Return only the number of lines holding the word "name".
>> Start Dataset excerpts
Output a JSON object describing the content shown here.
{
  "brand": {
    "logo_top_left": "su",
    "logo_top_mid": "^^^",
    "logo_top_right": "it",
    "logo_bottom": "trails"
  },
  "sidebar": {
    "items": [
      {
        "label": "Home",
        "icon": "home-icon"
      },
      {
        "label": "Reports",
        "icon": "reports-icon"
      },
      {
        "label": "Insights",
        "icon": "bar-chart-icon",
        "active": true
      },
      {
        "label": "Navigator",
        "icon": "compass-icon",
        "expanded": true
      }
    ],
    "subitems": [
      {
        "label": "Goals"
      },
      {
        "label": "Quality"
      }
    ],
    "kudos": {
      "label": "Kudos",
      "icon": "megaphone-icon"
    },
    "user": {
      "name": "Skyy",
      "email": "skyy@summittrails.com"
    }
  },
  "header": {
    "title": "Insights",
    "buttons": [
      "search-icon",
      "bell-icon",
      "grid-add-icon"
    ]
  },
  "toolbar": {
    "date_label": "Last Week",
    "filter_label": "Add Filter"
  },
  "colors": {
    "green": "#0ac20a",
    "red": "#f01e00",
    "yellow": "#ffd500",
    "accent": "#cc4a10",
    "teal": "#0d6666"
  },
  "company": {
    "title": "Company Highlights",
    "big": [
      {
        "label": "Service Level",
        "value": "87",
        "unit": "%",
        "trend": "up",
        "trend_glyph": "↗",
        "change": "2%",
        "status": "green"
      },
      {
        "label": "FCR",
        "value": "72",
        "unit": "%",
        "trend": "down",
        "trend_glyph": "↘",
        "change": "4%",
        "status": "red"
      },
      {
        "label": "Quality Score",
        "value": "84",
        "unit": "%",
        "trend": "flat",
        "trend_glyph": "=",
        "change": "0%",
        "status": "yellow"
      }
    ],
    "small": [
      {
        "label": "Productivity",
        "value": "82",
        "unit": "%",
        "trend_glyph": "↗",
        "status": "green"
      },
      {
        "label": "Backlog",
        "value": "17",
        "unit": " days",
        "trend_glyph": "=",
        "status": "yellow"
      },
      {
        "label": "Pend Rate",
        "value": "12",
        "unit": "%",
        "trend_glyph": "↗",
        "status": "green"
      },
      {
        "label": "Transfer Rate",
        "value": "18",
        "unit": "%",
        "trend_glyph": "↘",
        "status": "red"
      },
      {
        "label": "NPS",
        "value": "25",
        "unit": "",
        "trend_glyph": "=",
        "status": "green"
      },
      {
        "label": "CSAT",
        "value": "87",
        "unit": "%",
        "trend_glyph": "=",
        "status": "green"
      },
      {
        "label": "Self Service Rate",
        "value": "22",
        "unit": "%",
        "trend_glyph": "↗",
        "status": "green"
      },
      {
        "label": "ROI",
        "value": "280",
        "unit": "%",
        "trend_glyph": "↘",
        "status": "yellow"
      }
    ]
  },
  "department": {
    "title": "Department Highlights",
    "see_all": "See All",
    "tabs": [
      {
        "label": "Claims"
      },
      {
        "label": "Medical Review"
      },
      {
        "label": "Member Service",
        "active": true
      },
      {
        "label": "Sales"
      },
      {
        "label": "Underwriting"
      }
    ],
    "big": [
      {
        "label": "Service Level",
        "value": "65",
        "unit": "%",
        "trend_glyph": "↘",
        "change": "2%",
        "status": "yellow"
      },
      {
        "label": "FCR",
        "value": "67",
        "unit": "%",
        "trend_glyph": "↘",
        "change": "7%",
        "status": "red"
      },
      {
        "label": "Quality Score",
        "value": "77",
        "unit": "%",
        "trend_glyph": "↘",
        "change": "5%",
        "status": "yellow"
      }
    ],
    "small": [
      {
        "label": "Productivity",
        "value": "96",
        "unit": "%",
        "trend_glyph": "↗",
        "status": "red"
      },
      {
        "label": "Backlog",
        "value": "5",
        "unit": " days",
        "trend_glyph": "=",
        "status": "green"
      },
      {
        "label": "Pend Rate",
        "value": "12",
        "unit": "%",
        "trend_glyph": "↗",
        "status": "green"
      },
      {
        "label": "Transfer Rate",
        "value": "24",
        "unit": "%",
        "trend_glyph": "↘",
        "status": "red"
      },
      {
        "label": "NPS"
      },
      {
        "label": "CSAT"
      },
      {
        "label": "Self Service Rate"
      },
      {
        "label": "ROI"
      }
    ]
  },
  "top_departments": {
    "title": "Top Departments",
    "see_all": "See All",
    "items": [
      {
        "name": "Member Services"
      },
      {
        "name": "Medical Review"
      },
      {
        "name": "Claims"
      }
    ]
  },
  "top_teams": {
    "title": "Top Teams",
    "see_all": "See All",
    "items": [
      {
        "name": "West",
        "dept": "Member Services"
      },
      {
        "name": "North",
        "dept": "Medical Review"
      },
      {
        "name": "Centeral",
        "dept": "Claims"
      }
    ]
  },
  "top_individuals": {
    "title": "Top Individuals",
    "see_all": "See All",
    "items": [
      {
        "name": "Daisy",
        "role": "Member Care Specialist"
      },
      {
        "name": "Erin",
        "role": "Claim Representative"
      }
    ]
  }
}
>> End Dataset excerpts
§ Response to the exercise: 9